Stated problem.
Take the entries below and reproduce them word for word.

Items from a data source.
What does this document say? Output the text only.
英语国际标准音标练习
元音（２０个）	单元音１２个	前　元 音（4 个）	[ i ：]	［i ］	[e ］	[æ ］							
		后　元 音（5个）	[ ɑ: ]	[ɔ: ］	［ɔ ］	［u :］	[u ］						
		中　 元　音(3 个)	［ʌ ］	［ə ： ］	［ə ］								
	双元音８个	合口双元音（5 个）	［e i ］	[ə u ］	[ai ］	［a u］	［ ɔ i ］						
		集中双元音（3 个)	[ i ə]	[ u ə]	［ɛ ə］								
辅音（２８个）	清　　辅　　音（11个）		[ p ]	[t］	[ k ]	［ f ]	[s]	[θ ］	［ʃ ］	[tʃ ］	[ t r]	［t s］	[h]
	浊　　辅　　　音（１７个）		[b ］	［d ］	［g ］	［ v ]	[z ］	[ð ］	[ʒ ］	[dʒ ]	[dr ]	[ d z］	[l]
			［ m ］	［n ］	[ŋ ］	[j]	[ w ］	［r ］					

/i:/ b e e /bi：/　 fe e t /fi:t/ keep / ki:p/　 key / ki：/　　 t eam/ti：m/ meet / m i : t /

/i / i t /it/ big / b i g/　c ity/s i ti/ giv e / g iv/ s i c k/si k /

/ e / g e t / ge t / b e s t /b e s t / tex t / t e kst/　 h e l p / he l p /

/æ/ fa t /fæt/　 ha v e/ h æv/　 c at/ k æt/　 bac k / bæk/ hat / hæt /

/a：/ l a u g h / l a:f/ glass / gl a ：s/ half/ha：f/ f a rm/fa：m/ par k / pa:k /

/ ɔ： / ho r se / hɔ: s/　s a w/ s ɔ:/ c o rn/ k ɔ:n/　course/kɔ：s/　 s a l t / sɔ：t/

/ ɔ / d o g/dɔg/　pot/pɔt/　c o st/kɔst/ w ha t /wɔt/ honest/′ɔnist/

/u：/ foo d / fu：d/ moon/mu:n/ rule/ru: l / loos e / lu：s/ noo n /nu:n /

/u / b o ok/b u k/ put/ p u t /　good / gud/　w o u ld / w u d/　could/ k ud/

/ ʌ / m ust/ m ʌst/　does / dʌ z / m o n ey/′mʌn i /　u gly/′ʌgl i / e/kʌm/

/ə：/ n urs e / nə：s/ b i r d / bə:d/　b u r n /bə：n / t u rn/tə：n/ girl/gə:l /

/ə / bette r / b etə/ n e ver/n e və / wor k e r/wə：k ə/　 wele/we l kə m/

Correct response.
What does this document say? Output the text only.
英语国际标准音标练习
元音（２０个）	单元音１２个	前　元 音（4 个）	[ i ：]	［i ］	[e ］	[æ ］							
		后　元 音（5个）	[ ɑ: ]	[ɔ: ］	［ɔ ］	［u :］	[u ］						
		中　 元　音(3 个)	［ʌ ］	［ə ： ］	［ə ］								
	双元音８个	合口双元音（5 个）	［e i ］	[ə u ］	[ai ］	［a u］	［ ɔ i ］						
		集中双元音（3 个)	[ i ə]	[ u ə]	［ɛ ə］								
辅音（２８个）	清　　辅　　音（11个）		[ p ]	[t］	[ k ]	［ f ]	[s]	[θ ］	［ʃ ］	[tʃ ］	[ t r]	［t s］	[h]
	浊　　辅　　　音（１７个）		[b ］	［d ］	［g ］	［ v ]	[z ］	[ð ］	[ʒ ］	[dʒ ]	[dr ]	[ d z］	[l]
			［ m ］	［n ］	[ŋ ］	[j]	[ w ］	［r ］					

/i:/ b e e /bi：/　 fe e t /fi:t/ keep / ki:p/　 key / ki：/　　 t eam/ti：m/ meet / m i : t /

/i / i t /it/ big / b i g/　c ity/s i ti/ giv e / g iv/ s i c k/si k /

/ e / g e t / ge t / b e s t /b e s t / tex t / t e kst/　 h e l p / he l p /

/æ/ fa t /fæt/　 ha v e/ h æv/　 c at/ k æt/　 bac k / bæk/ hat / hæt /

/a：/ l a u g h / l a:f/ glass / gl a ：s/ half/ha：f/ f a rm/fa：m/ par k / pa:k /

/ ɔ： / ho r se / hɔ: s/　s a w/ s ɔ:/ c o rn/ k ɔ:n/　course/kɔ：s/　 s a l t / sɔ：t/

/ ɔ / d o g/dɔg/　pot/pɔt/　c o st/kɔst/ w ha t /wɔt/ honest/′ɔnist/

/u：/ foo d / fu：d/ moon/mu:n/ rule/ru: l / loos e / lu：s/ noo n /nu:n /

/u / b o ok/b u k/ put/ p u t /　good / gud/　w o u ld / w u d/　could/ k ud/

/ ʌ / m ust/ m ʌst/　does / dʌ z / m o n ey/′mʌn i /　u gly/′ʌgl i / e/kʌm/

/ə：/ n urs e / nə：s/ b i r d / bə:d/　b u r n /bə：n / t u rn/tə：n/ girl/gə:l /

/ə / bette r / b etə/ n e ver/n e və / wor k e r/wə：k ə/　 wele/we l kə m/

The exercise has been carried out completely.